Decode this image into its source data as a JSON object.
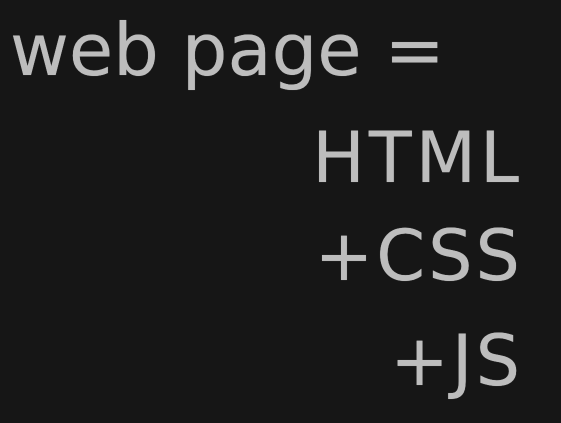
{
  "board": {
    "background": "#161616",
    "ink_color": "#bdbdbd",
    "lines": [
      "web page =",
      "HTML",
      "+CSS",
      "+JS"
    ]
  }
}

-------------------------

• WHAT YOU ARE ASKED TO DO: Write the material out again exactly as it appears, dropping the pictures.

• WORKED ANSWER:
Decode this image into its source data as a JSON object.
{
  "board": {
    "background": "#161616",
    "ink_color": "#bdbdbd",
    "lines": [
      "web page =",
      "HTML",
      "+CSS",
      "+JS"
    ]
  }
}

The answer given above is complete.